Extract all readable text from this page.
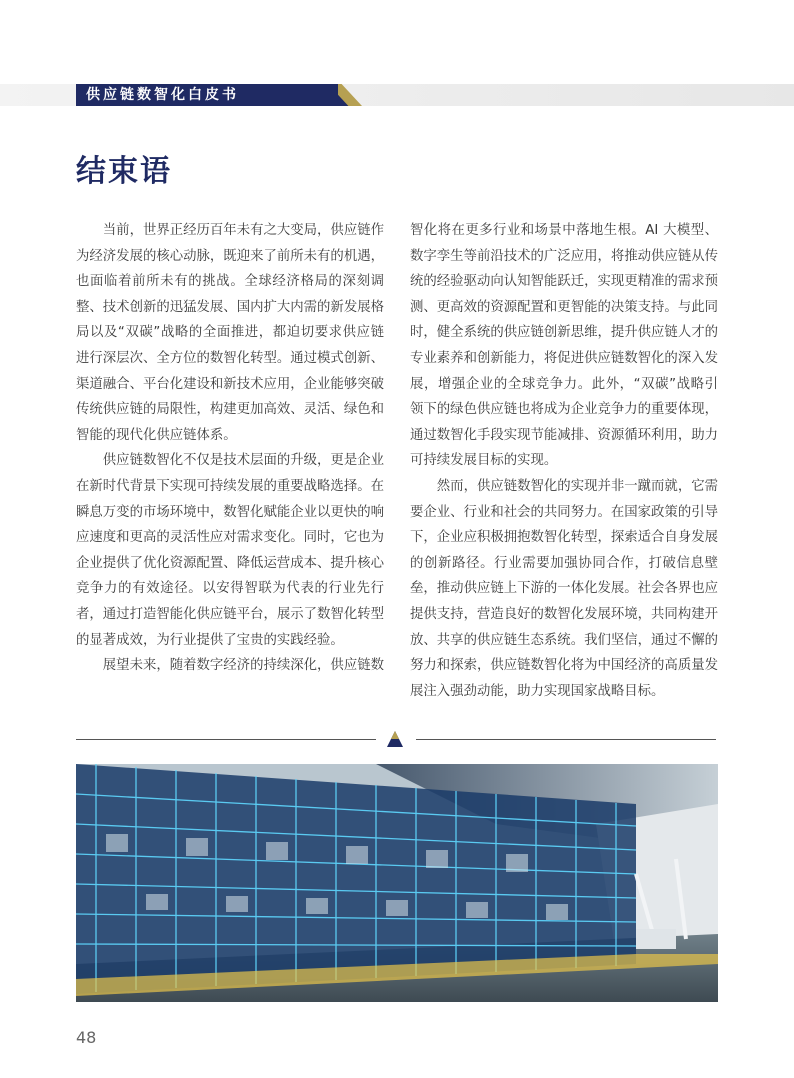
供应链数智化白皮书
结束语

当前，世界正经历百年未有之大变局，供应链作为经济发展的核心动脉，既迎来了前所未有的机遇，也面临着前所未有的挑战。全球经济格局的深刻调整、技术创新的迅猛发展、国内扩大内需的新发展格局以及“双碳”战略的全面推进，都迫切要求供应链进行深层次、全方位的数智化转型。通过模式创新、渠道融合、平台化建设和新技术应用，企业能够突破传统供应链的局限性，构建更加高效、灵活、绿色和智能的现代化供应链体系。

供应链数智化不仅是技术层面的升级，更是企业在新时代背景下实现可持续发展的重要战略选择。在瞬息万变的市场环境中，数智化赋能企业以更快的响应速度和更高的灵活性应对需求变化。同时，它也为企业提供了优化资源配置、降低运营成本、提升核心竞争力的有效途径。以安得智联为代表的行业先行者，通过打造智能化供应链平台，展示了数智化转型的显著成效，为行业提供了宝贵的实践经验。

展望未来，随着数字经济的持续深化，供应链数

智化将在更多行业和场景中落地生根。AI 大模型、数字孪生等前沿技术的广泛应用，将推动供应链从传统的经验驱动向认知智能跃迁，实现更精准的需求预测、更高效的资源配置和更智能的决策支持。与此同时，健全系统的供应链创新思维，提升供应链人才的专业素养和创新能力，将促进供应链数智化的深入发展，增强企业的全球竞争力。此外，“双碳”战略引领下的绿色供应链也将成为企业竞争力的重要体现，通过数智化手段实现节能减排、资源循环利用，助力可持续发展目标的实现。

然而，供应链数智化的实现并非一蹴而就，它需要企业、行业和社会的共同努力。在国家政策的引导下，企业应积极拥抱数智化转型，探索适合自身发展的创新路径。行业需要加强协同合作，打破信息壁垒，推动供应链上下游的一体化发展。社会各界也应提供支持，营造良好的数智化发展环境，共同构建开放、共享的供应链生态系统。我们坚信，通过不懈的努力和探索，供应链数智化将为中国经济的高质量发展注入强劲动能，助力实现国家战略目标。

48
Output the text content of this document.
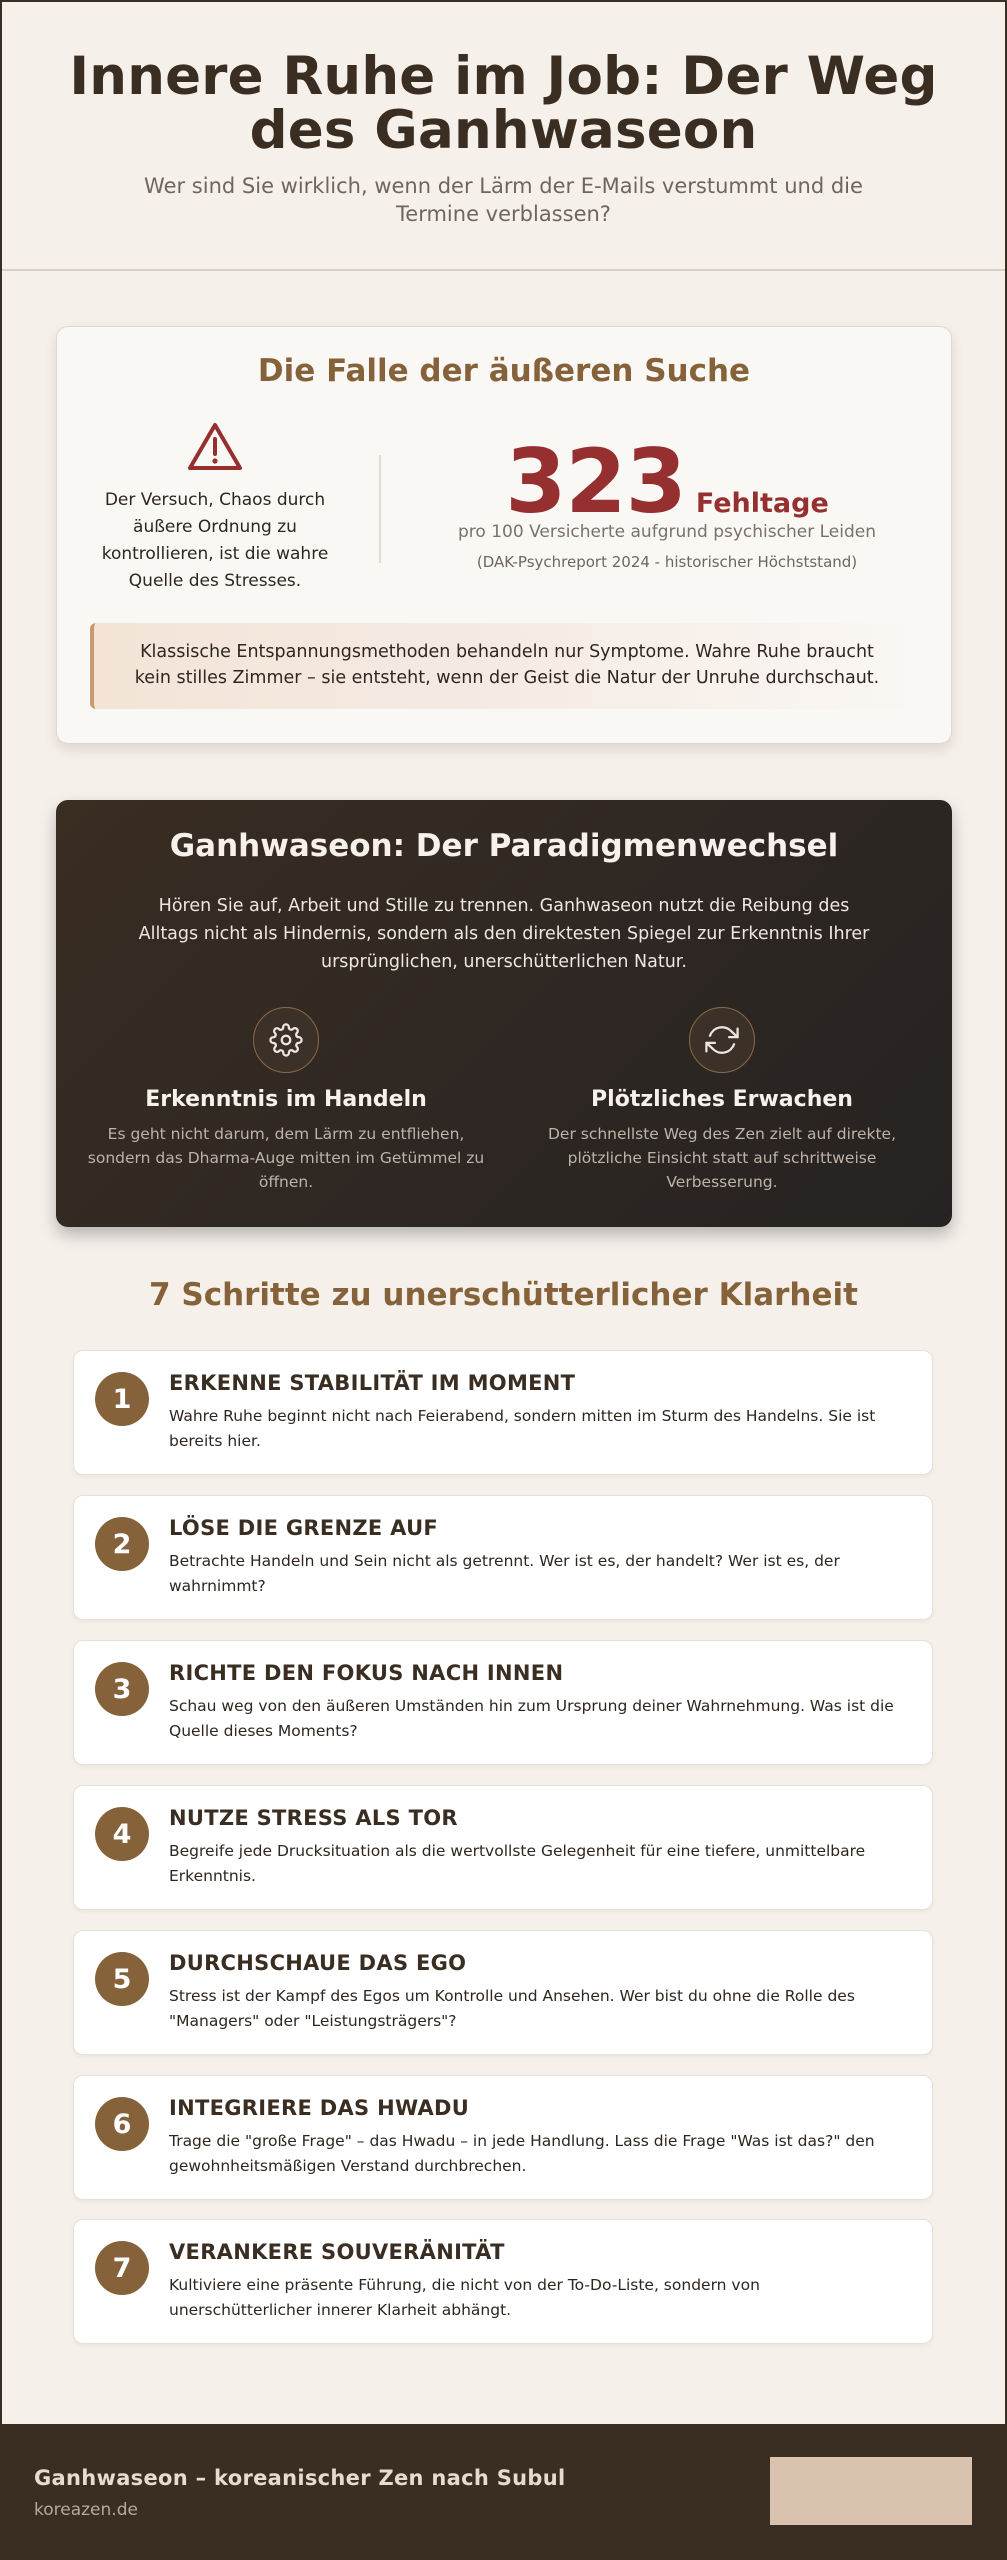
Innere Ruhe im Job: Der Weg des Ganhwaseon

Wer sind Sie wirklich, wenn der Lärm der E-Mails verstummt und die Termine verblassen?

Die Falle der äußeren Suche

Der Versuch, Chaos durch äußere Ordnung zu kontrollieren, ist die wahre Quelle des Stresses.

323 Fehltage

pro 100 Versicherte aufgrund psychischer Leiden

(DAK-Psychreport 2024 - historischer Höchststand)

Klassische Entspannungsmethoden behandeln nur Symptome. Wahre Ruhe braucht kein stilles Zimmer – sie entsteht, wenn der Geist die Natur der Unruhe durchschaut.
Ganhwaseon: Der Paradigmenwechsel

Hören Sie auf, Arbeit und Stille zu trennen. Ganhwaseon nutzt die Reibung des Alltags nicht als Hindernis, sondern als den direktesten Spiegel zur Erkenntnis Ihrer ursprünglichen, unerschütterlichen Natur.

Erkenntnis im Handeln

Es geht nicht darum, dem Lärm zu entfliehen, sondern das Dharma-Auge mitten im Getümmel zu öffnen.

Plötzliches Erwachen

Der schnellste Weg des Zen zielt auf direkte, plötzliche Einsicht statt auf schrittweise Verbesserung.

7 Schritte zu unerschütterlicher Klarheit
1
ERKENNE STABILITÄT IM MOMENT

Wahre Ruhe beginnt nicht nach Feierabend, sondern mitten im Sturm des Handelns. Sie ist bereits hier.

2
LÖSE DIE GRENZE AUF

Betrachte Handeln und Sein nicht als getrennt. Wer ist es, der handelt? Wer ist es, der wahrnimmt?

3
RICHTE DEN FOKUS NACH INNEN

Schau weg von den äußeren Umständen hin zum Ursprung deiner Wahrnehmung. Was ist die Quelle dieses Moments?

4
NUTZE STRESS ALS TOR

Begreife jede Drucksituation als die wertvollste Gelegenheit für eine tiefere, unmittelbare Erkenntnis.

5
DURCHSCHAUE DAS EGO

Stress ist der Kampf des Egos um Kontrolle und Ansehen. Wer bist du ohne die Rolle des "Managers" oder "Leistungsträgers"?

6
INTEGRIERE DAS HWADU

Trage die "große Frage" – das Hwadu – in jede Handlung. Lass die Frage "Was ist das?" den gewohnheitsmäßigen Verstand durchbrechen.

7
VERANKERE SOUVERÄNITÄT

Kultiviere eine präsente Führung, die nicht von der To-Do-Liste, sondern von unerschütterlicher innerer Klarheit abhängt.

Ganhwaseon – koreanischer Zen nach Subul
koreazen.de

▬▬▬▬▬▬

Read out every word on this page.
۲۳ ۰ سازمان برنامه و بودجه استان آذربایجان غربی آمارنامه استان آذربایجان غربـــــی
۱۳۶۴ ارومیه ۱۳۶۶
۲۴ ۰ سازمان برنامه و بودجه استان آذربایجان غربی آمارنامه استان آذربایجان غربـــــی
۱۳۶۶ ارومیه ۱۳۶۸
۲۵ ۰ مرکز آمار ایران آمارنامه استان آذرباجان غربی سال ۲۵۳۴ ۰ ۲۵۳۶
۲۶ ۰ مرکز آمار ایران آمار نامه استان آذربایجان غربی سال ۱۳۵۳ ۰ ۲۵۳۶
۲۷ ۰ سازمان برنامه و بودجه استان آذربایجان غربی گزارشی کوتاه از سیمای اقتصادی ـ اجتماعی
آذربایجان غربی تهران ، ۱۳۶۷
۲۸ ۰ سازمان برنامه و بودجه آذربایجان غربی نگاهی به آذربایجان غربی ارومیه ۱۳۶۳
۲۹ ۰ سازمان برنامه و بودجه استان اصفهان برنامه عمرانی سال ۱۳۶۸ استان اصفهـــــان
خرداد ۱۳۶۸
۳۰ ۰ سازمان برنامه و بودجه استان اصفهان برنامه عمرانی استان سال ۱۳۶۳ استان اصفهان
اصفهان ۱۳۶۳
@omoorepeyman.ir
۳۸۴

▬▬▬▬▬▬

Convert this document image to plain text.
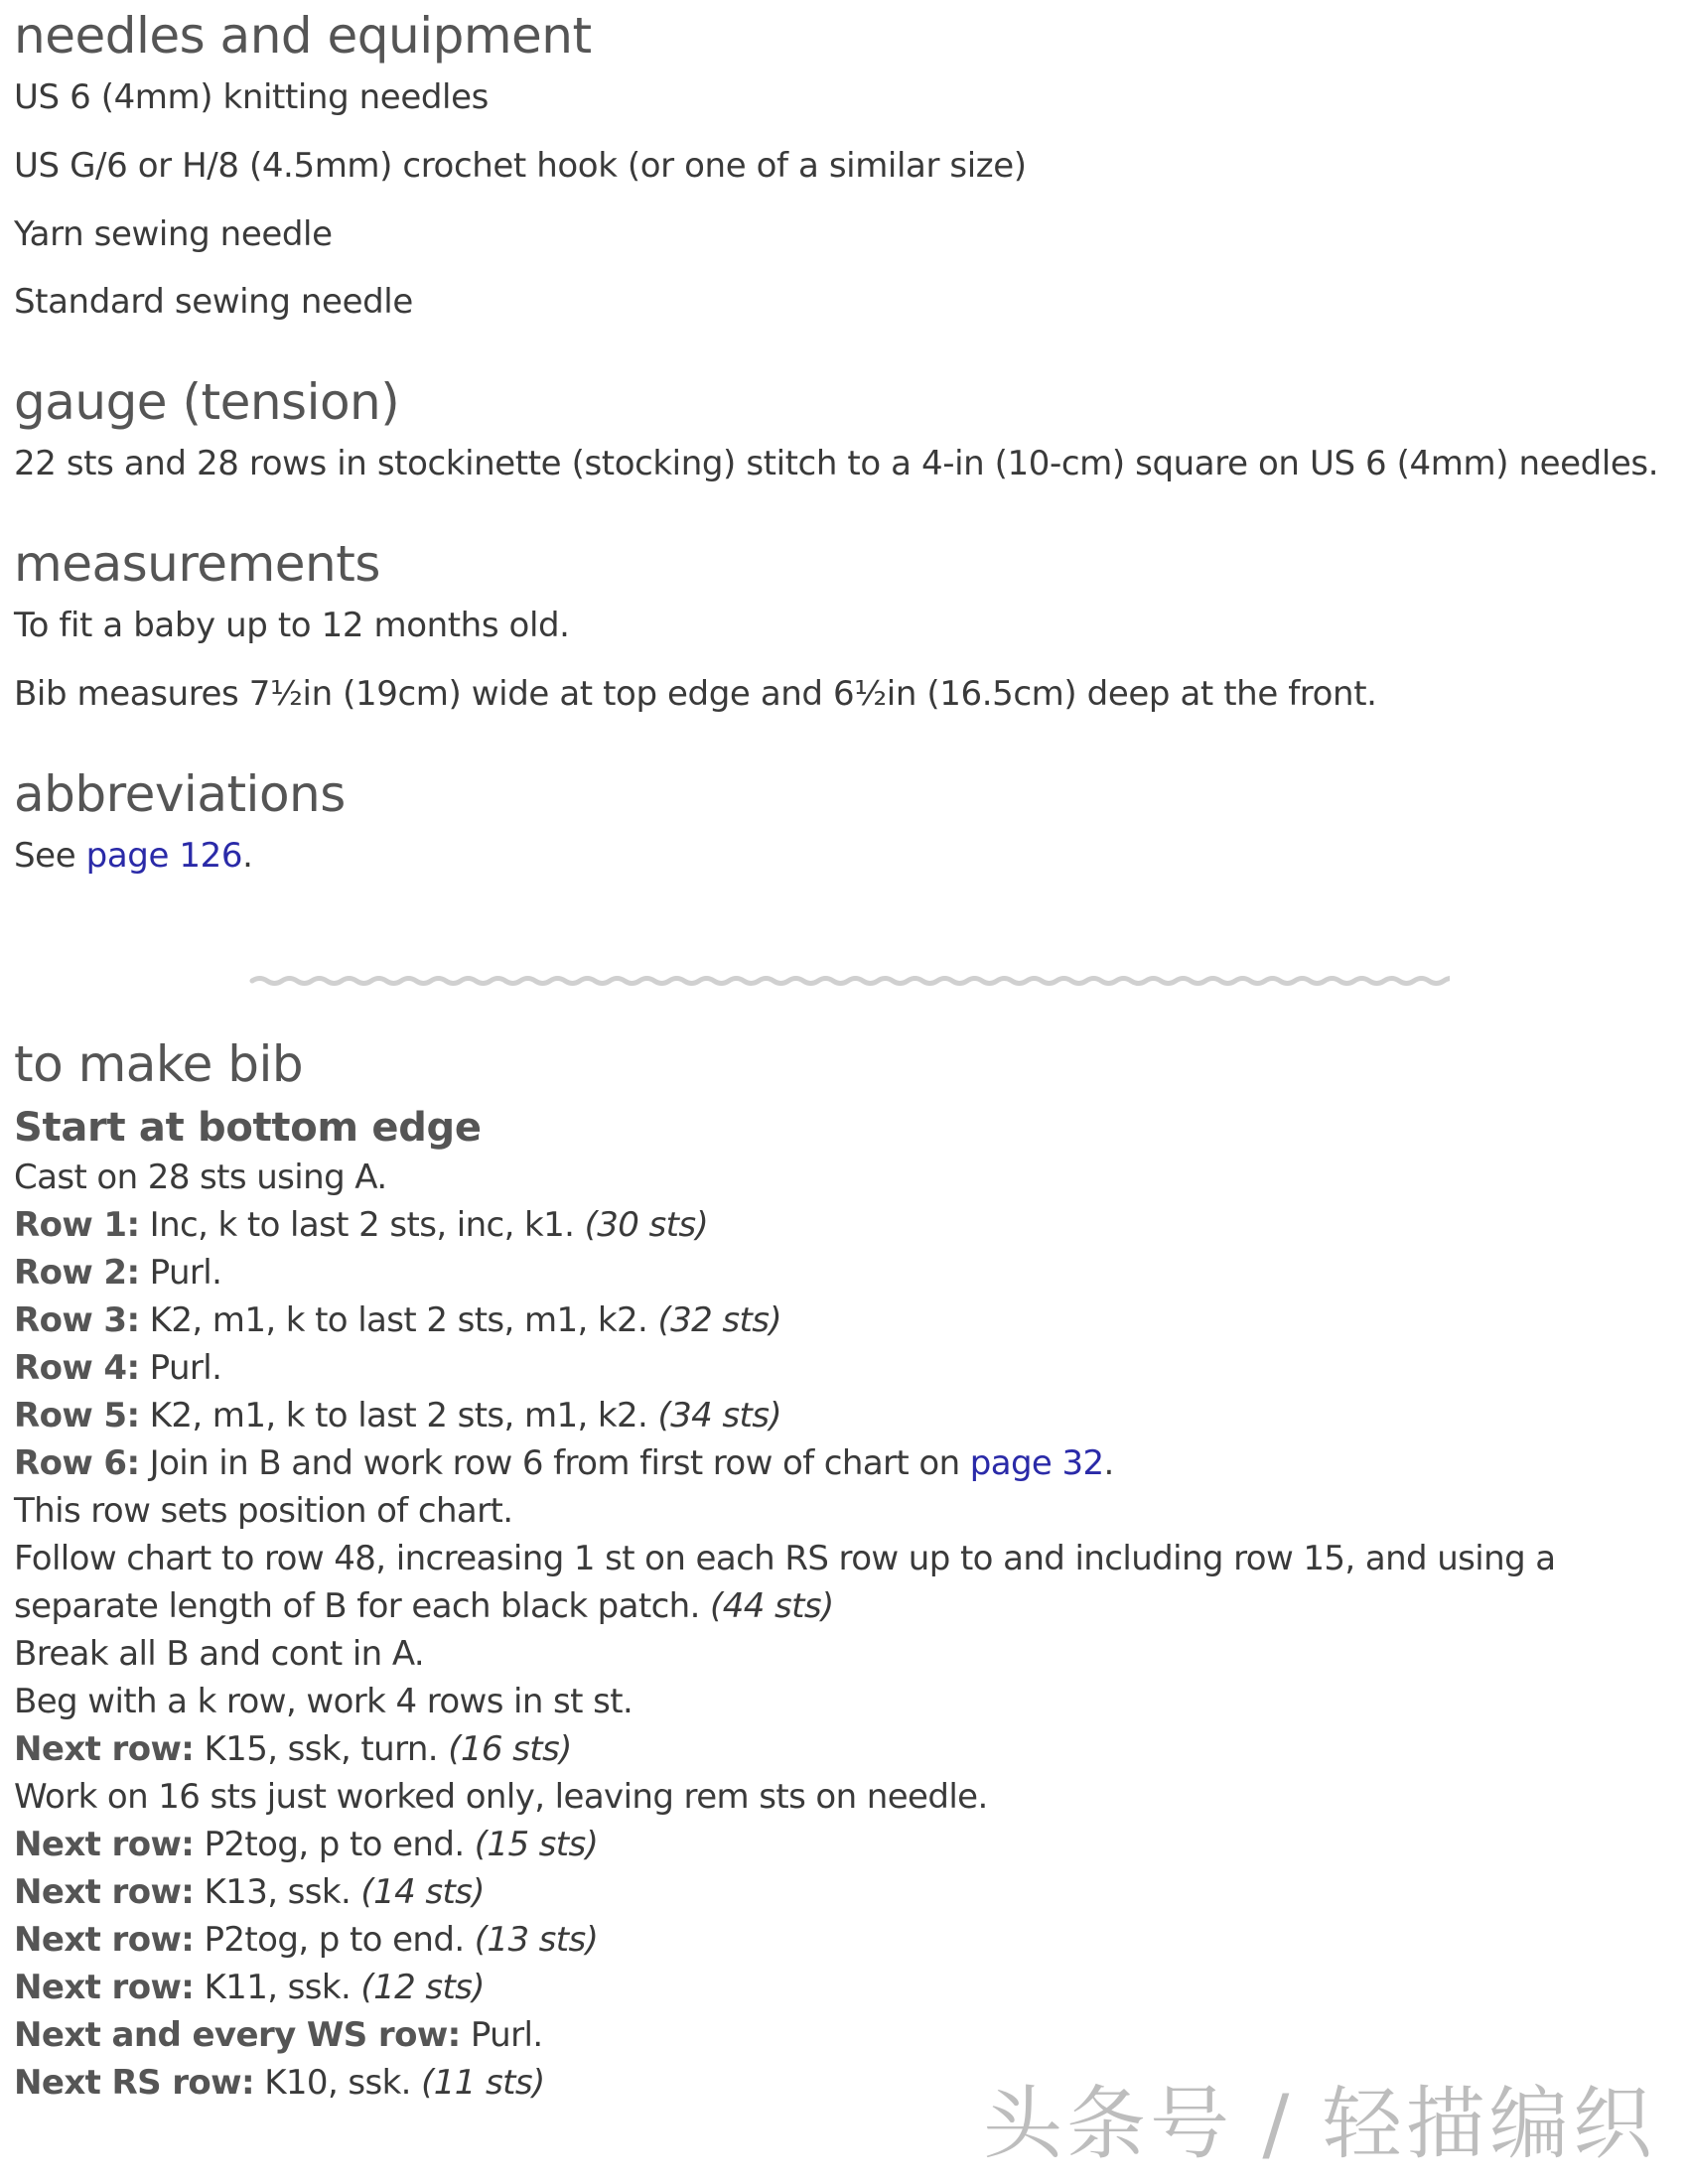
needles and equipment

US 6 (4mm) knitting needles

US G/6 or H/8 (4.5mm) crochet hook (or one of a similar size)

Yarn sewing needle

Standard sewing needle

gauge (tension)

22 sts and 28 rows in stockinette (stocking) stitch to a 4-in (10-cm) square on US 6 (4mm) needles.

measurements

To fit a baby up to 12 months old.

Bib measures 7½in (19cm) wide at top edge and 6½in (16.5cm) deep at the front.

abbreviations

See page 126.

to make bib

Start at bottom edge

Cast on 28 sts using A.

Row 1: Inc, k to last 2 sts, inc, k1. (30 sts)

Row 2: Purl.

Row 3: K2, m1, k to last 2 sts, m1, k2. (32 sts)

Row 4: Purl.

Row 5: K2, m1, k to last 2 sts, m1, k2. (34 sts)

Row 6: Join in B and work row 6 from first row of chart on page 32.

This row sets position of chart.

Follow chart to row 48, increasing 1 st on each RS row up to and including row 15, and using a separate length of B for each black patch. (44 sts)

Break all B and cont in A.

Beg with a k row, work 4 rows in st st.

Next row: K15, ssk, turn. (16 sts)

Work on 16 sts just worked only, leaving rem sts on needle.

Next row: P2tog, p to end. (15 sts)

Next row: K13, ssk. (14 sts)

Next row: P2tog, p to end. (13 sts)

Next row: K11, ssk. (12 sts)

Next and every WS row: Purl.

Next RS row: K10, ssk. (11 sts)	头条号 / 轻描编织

▬▬▬▬▬▬

All lines above with "اصفهان" in them should be returned.

۲۹ ۰ سازمان برنامه و بودجه استان اصفهان برنامه عمرانی سال ۱۳۶۸ استان اصفهـــــان
۳۰ ۰ سازمان برنامه و بودجه استان اصفهان برنامه عمرانی استان سال ۱۳۶۳ استان اصفهان
اصفهان ۱۳۶۳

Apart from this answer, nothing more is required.